Instruction => Each line containing the word "marker" must be collected.
─── Task material
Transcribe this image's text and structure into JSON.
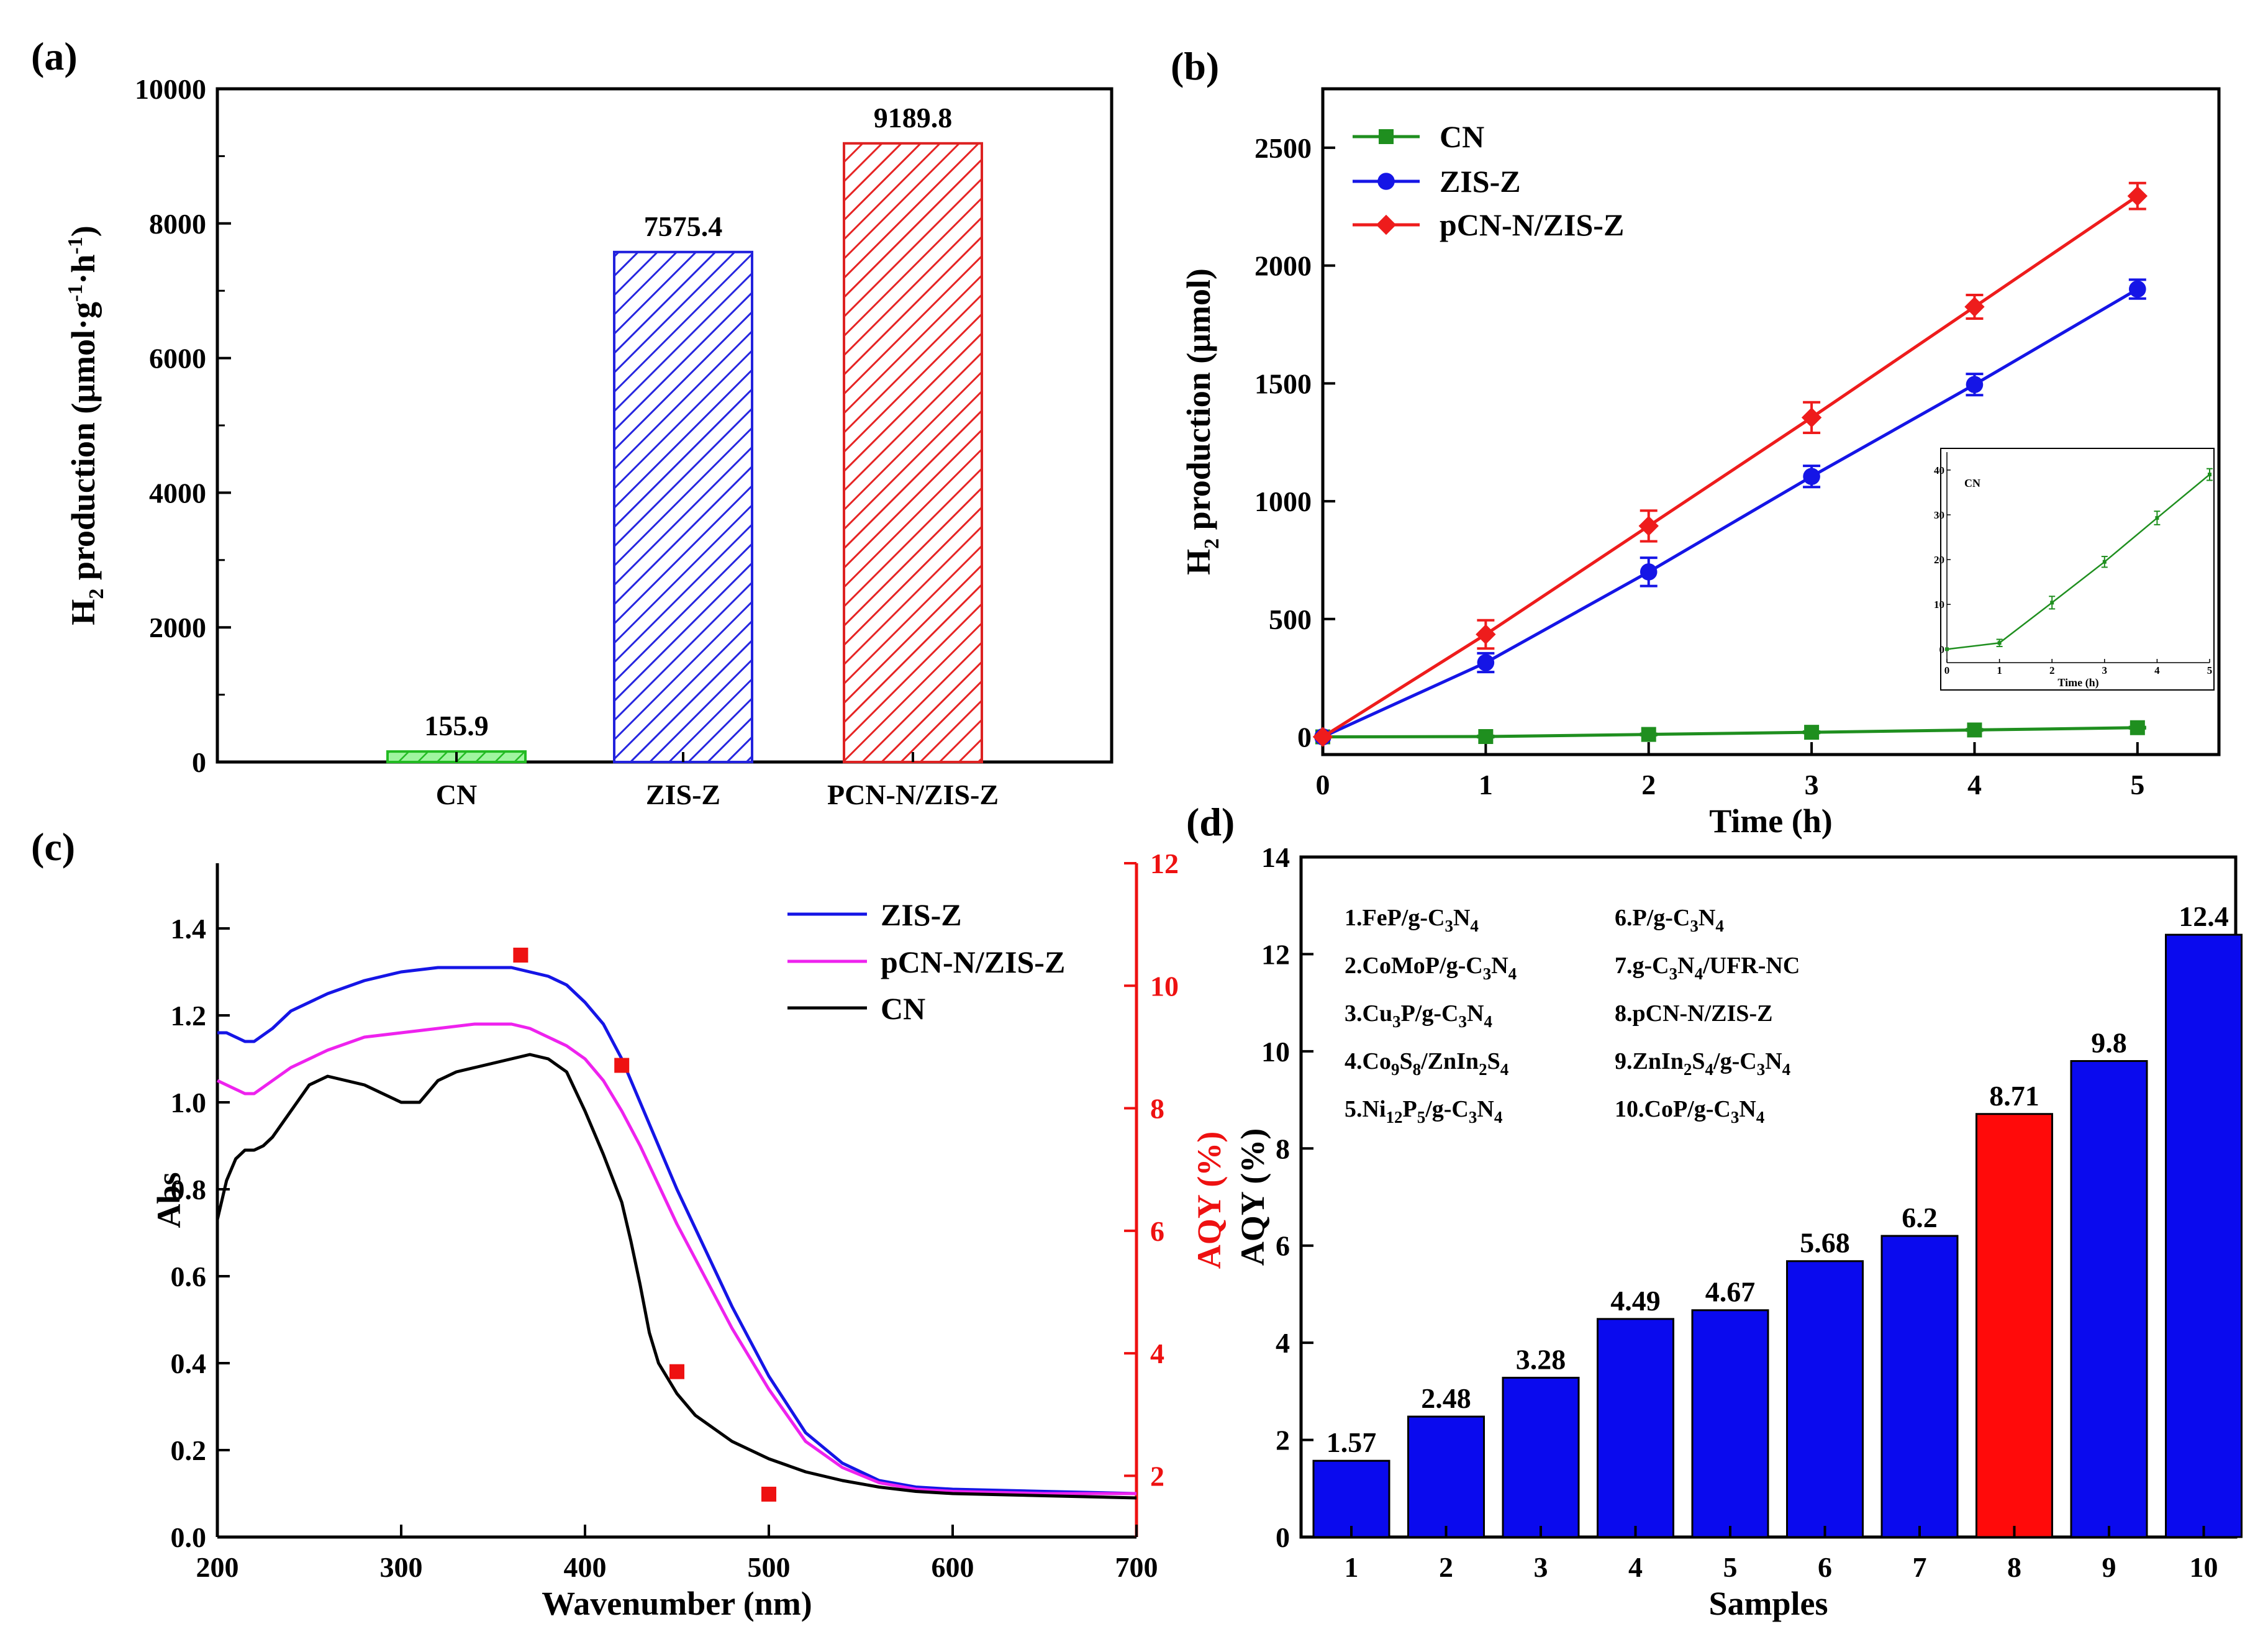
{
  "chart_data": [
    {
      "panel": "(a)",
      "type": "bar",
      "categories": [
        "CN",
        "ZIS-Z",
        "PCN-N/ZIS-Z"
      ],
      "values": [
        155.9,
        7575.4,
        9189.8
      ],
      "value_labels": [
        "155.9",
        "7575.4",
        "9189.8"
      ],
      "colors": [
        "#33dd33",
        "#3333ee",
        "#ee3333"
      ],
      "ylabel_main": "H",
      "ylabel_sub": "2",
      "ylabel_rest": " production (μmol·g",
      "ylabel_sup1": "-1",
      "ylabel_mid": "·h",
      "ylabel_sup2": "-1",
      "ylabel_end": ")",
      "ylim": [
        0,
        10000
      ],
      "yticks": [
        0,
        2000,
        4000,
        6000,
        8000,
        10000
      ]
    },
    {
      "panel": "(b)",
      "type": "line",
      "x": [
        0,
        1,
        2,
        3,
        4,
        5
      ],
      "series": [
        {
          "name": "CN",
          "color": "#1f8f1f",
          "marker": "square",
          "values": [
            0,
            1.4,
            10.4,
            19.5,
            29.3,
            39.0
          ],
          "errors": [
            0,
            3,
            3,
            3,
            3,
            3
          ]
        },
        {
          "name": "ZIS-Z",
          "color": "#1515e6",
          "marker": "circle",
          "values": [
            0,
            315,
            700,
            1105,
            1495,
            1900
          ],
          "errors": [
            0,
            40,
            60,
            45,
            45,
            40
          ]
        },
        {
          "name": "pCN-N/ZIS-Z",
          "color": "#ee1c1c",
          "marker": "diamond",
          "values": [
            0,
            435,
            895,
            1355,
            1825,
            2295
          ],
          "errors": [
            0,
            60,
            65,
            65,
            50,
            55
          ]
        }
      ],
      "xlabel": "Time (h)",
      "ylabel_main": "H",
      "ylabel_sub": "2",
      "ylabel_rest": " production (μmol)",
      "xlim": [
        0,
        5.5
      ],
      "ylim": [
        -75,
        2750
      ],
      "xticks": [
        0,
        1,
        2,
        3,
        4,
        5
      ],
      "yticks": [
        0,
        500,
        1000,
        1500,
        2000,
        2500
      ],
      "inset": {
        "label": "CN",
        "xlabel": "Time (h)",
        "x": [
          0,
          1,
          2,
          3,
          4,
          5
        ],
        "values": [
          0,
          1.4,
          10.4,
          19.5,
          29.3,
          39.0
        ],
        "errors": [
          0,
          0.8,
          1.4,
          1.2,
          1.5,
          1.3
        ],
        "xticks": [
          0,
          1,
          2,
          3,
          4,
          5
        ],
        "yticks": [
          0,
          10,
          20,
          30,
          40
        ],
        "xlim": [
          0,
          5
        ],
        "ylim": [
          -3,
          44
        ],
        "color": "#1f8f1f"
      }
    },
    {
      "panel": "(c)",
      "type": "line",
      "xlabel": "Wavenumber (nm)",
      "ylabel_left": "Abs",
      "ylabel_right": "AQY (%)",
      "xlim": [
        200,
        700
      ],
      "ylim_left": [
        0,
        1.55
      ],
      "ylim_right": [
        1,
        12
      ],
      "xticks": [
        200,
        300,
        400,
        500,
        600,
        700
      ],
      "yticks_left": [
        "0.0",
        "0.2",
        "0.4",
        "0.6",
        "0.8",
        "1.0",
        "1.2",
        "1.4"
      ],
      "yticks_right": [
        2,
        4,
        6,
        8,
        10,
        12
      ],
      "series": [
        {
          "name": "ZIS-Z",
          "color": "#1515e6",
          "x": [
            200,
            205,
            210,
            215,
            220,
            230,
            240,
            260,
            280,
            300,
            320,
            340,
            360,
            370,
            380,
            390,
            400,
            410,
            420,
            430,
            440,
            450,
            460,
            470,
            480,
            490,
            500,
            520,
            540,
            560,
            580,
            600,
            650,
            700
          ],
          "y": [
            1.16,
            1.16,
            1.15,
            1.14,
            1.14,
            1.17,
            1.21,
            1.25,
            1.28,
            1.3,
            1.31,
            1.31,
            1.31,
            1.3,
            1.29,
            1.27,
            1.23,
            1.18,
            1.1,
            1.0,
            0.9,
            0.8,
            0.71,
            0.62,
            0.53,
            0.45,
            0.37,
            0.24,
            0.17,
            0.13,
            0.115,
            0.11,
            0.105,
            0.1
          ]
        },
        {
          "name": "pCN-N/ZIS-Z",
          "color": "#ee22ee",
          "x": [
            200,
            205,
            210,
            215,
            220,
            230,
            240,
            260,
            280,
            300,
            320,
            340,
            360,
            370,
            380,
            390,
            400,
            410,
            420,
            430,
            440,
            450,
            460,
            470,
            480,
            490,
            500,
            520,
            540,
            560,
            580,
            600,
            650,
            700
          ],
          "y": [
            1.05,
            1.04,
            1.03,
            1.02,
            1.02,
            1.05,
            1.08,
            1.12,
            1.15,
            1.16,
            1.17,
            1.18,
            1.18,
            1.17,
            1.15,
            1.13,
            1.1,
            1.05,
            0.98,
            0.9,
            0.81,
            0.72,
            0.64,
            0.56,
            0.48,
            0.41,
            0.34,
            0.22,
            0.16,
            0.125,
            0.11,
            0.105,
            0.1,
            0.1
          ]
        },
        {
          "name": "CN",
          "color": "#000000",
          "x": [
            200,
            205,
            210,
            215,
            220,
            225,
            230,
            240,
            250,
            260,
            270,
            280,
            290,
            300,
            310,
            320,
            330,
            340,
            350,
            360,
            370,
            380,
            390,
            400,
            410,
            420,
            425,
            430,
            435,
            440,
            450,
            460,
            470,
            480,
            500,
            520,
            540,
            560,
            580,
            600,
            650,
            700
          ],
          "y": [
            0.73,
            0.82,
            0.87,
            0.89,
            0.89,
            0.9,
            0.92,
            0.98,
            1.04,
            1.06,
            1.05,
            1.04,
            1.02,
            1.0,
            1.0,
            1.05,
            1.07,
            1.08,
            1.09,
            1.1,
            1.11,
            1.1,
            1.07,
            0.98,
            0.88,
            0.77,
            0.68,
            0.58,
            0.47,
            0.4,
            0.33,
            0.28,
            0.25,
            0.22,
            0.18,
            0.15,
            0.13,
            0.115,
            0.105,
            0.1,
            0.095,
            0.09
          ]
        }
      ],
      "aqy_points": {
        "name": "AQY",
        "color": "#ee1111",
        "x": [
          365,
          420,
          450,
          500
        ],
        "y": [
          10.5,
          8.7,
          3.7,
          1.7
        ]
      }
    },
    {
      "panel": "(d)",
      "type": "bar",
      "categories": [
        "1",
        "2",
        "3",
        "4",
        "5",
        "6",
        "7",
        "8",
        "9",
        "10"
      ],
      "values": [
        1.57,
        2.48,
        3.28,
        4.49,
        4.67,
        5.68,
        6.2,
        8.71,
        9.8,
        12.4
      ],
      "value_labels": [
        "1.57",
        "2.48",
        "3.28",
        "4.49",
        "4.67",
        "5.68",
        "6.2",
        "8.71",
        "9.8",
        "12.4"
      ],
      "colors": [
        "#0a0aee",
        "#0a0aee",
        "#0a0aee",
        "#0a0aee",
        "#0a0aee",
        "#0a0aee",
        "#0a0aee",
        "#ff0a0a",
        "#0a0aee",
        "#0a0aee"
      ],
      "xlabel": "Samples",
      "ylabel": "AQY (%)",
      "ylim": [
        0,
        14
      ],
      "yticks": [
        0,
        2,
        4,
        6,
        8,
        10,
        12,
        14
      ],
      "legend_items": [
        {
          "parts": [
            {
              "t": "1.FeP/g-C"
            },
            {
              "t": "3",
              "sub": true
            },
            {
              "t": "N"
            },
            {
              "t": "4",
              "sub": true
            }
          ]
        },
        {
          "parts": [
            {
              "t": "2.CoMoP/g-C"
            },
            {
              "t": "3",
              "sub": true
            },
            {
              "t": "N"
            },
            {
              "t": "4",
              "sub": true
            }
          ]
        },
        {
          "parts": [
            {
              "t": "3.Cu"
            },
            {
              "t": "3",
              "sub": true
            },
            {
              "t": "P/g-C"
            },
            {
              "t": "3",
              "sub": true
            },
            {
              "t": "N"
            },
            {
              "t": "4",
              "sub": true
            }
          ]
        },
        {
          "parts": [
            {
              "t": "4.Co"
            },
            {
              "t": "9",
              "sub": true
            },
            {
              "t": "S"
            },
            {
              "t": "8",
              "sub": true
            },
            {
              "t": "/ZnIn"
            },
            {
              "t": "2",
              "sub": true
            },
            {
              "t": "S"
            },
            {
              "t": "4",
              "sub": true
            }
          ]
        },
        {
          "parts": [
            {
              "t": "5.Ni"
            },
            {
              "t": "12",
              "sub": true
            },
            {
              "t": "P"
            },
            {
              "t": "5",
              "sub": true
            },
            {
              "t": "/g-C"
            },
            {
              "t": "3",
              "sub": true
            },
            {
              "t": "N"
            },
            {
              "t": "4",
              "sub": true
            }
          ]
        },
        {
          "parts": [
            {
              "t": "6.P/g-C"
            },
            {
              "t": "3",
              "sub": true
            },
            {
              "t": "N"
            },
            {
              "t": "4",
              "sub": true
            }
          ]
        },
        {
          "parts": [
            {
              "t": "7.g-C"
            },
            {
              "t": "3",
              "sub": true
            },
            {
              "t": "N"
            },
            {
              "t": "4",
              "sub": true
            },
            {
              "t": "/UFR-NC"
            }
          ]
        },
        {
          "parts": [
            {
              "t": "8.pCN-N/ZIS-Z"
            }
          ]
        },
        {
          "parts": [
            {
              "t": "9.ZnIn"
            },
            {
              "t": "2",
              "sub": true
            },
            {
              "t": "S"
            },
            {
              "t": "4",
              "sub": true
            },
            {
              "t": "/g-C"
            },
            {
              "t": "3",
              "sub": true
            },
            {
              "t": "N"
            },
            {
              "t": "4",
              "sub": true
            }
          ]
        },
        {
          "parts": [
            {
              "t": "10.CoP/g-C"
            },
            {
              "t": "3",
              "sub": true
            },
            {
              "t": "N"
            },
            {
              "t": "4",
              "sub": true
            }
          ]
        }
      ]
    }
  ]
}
──────
Exercise answer =>
          "marker": "square",
          "marker": "circle",
          "marker": "diamond",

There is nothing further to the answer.